== RECORD LIST ==

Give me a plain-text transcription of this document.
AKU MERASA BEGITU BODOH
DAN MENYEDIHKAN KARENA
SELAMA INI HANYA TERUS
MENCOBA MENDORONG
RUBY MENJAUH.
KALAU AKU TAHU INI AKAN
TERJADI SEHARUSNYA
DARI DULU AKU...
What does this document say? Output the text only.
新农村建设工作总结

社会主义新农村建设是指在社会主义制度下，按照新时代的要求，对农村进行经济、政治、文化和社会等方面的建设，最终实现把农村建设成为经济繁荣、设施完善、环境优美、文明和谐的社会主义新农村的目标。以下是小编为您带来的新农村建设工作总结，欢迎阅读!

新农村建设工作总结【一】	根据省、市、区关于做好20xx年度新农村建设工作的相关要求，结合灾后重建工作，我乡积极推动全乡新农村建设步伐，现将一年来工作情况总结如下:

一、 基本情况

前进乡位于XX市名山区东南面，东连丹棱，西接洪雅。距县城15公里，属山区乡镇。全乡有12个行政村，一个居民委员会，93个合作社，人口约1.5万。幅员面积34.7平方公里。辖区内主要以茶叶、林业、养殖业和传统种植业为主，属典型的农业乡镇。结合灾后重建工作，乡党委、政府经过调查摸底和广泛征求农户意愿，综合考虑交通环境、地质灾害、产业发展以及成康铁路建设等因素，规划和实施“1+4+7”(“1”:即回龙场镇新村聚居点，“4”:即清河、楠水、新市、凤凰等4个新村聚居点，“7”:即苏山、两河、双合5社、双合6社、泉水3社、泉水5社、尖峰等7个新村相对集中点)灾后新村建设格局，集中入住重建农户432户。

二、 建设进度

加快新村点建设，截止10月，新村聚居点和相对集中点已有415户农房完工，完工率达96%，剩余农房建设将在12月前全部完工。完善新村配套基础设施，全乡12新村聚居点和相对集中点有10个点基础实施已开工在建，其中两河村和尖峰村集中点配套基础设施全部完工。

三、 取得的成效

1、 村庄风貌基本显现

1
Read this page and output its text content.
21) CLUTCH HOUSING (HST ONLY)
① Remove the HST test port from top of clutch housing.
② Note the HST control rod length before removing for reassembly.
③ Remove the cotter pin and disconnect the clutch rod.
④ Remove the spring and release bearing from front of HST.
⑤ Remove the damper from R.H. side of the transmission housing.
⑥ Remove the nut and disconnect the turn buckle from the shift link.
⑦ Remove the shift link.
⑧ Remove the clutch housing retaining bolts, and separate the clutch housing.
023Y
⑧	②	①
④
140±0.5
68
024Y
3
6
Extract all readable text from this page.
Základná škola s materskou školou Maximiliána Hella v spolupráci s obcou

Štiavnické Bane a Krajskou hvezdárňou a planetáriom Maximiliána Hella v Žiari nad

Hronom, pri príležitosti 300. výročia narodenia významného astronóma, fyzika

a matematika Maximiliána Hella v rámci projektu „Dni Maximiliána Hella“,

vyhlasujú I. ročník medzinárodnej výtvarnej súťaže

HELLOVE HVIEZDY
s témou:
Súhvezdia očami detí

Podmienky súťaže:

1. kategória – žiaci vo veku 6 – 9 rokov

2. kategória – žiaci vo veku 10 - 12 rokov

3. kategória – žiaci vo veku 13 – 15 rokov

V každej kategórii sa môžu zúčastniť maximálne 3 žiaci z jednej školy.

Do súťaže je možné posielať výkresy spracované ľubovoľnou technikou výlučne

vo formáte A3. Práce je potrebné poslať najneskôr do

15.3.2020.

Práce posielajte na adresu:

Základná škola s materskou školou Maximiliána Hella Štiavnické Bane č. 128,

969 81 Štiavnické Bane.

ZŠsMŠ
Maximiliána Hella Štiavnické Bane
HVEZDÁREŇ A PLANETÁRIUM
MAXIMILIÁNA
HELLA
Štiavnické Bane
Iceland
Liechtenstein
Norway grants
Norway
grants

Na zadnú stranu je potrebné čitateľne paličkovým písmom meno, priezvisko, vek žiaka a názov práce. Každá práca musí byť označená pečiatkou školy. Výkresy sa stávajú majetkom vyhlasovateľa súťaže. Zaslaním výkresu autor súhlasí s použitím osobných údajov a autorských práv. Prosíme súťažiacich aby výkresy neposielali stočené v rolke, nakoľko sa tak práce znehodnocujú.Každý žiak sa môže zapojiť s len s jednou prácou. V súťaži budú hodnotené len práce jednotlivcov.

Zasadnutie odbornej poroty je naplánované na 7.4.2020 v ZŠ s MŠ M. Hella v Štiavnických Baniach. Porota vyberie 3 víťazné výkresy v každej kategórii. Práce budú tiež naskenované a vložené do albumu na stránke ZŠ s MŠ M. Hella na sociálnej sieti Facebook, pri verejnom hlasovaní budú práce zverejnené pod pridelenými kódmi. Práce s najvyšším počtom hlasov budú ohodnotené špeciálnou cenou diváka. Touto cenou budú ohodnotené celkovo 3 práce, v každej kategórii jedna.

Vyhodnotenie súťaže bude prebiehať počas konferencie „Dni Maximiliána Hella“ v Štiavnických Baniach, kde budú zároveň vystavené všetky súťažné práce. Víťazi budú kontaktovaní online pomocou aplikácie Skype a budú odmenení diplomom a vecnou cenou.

===

WORK TO DO:
Extract each line holding the string "Základná".

RIGHT ANSWER:
Základná škola s materskou školou Maximiliána Hella v spolupráci s obcou
Základná škola s materskou školou Maximiliána Hella Štiavnické Bane č. 128,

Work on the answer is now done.